═══ Data section ═══

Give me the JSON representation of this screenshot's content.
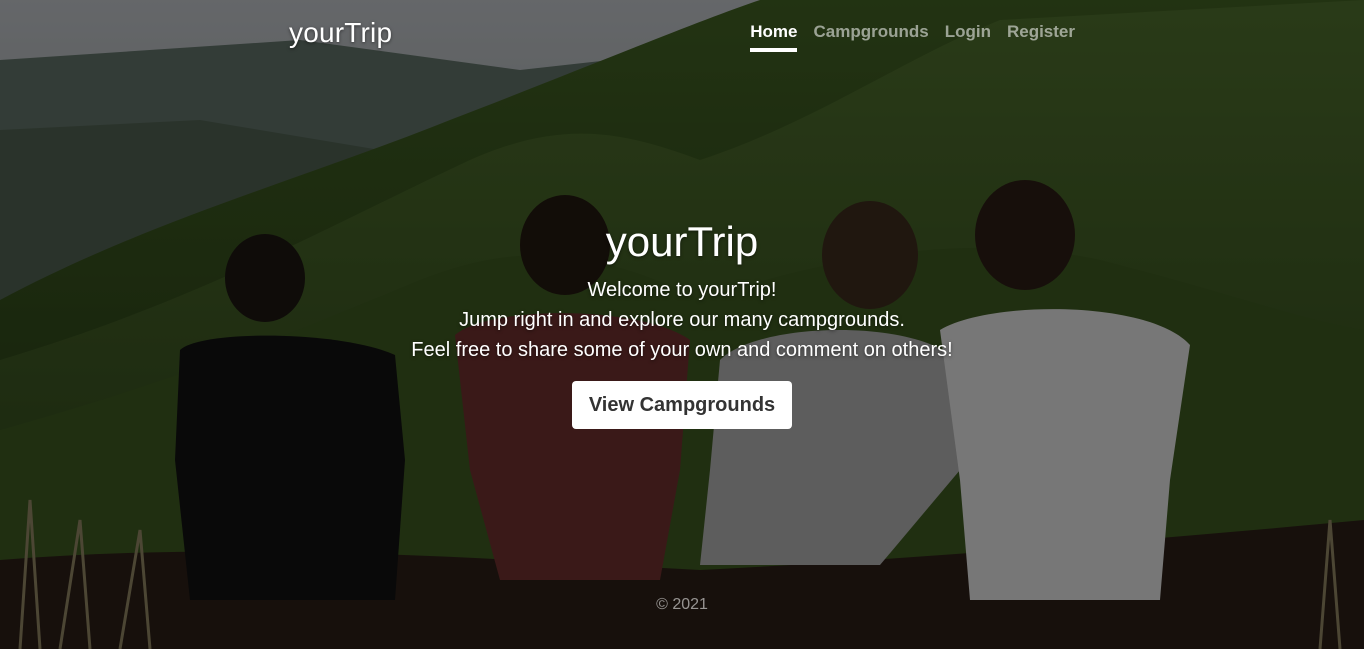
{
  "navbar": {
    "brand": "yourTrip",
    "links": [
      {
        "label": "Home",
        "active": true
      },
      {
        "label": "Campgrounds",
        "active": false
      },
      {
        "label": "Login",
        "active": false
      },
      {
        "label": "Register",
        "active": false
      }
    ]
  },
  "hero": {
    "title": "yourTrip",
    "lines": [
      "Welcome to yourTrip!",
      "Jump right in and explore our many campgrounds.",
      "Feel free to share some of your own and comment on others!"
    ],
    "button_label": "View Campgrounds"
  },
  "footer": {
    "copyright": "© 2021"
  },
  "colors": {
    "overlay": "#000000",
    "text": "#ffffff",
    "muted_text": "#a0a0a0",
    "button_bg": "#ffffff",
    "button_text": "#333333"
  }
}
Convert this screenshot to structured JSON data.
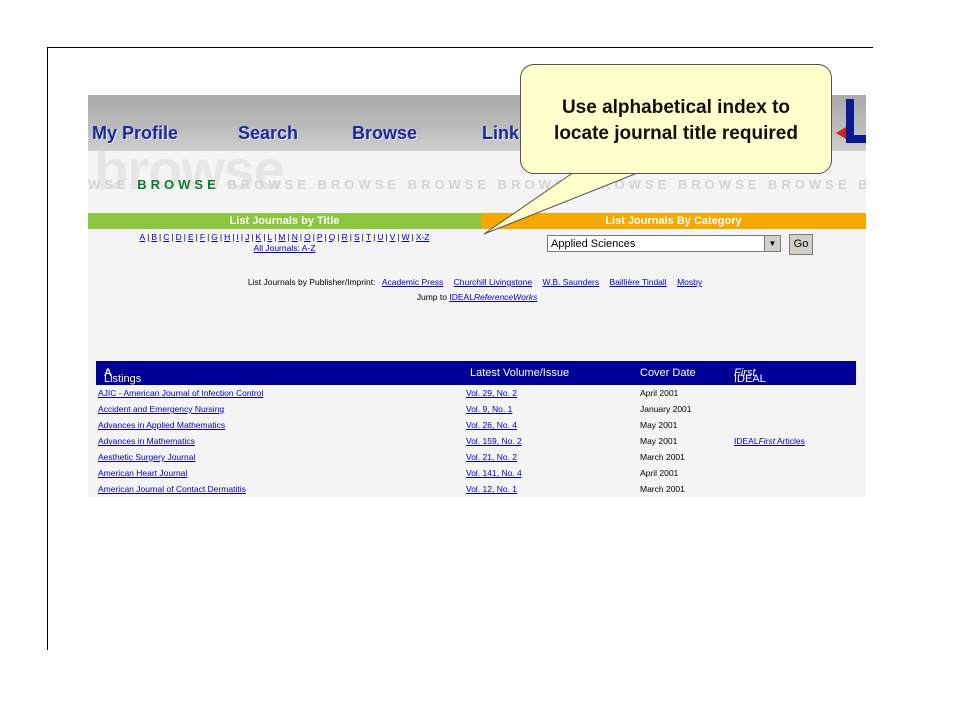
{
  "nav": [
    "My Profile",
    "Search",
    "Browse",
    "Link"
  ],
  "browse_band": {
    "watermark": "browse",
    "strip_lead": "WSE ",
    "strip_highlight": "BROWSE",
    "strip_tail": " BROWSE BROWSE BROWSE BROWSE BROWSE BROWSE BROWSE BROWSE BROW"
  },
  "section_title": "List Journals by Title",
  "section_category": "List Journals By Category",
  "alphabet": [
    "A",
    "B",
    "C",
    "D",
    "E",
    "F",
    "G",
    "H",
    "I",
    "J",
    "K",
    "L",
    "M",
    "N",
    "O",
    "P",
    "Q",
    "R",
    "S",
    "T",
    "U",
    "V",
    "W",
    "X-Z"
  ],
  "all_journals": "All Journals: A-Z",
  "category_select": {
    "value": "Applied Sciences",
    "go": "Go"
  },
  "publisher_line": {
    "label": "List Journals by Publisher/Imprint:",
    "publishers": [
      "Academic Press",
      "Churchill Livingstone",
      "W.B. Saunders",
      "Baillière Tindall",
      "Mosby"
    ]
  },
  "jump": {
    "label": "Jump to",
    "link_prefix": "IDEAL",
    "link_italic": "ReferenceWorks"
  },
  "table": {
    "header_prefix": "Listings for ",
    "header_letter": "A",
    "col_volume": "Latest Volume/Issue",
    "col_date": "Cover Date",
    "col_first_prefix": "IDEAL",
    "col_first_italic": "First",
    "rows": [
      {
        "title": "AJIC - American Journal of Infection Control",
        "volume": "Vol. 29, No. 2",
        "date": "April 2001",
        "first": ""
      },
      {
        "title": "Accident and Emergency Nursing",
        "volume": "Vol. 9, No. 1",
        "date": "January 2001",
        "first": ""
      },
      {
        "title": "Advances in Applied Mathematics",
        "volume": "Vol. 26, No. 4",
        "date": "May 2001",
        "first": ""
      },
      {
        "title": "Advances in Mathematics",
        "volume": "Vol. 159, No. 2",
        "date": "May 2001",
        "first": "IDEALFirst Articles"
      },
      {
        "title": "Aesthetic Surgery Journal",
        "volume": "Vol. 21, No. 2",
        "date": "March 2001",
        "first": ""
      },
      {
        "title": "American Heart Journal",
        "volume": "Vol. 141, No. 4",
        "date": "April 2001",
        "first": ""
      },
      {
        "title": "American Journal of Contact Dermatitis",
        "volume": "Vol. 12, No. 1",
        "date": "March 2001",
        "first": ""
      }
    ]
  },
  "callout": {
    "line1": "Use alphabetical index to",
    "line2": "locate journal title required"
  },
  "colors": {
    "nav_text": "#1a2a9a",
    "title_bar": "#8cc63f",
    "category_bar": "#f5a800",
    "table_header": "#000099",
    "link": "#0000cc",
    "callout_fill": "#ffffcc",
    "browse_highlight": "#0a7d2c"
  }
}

═══

- [Problem to work on]: All of the records above must be copied exactly, except for the pictures.

- [Complete response]:
Give me the JSON representation of this screenshot's content.
{
  "navbar": {
    "brand": "yourTrip",
    "links": [
      {
        "label": "Home",
        "active": true
      },
      {
        "label": "Campgrounds",
        "active": false
      },
      {
        "label": "Login",
        "active": false
      },
      {
        "label": "Register",
        "active": false
      }
    ]
  },
  "hero": {
    "title": "yourTrip",
    "lines": [
      "Welcome to yourTrip!",
      "Jump right in and explore our many campgrounds.",
      "Feel free to share some of your own and comment on others!"
    ],
    "button_label": "View Campgrounds"
  },
  "footer": {
    "copyright": "© 2021"
  },
  "colors": {
    "overlay": "#000000",
    "text": "#ffffff",
    "muted_text": "#a0a0a0",
    "button_bg": "#ffffff",
    "button_text": "#333333"
  }
}
Convert this screenshot to structured JSON data.
{
  "nav": [
    "My Profile",
    "Search",
    "Browse",
    "Link"
  ],
  "browse_band": {
    "watermark": "browse",
    "strip_lead": "WSE ",
    "strip_highlight": "BROWSE",
    "strip_tail": " BROWSE BROWSE BROWSE BROWSE BROWSE BROWSE BROWSE BROWSE BROW"
  },
  "section_title": "List Journals by Title",
  "section_category": "List Journals By Category",
  "alphabet": [
    "A",
    "B",
    "C",
    "D",
    "E",
    "F",
    "G",
    "H",
    "I",
    "J",
    "K",
    "L",
    "M",
    "N",
    "O",
    "P",
    "Q",
    "R",
    "S",
    "T",
    "U",
    "V",
    "W",
    "X-Z"
  ],
  "all_journals": "All Journals: A-Z",
  "category_select": {
    "value": "Applied Sciences",
    "go": "Go"
  },
  "publisher_line": {
    "label": "List Journals by Publisher/Imprint:",
    "publishers": [
      "Academic Press",
      "Churchill Livingstone",
      "W.B. Saunders",
      "Baillière Tindall",
      "Mosby"
    ]
  },
  "jump": {
    "label": "Jump to",
    "link_prefix": "IDEAL",
    "link_italic": "ReferenceWorks"
  },
  "table": {
    "header_prefix": "Listings for ",
    "header_letter": "A",
    "col_volume": "Latest Volume/Issue",
    "col_date": "Cover Date",
    "col_first_prefix": "IDEAL",
    "col_first_italic": "First",
    "rows": [
      {
        "title": "AJIC - American Journal of Infection Control",
        "volume": "Vol. 29, No. 2",
        "date": "April 2001",
        "first": ""
      },
      {
        "title": "Accident and Emergency Nursing",
        "volume": "Vol. 9, No. 1",
        "date": "January 2001",
        "first": ""
      },
      {
        "title": "Advances in Applied Mathematics",
        "volume": "Vol. 26, No. 4",
        "date": "May 2001",
        "first": ""
      },
      {
        "title": "Advances in Mathematics",
        "volume": "Vol. 159, No. 2",
        "date": "May 2001",
        "first": "IDEALFirst Articles"
      },
      {
        "title": "Aesthetic Surgery Journal",
        "volume": "Vol. 21, No. 2",
        "date": "March 2001",
        "first": ""
      },
      {
        "title": "American Heart Journal",
        "volume": "Vol. 141, No. 4",
        "date": "April 2001",
        "first": ""
      },
      {
        "title": "American Journal of Contact Dermatitis",
        "volume": "Vol. 12, No. 1",
        "date": "March 2001",
        "first": ""
      }
    ]
  },
  "callout": {
    "line1": "Use alphabetical index to",
    "line2": "locate journal title required"
  },
  "colors": {
    "nav_text": "#1a2a9a",
    "title_bar": "#8cc63f",
    "category_bar": "#f5a800",
    "table_header": "#000099",
    "link": "#0000cc",
    "callout_fill": "#ffffcc",
    "browse_highlight": "#0a7d2c"
  }
}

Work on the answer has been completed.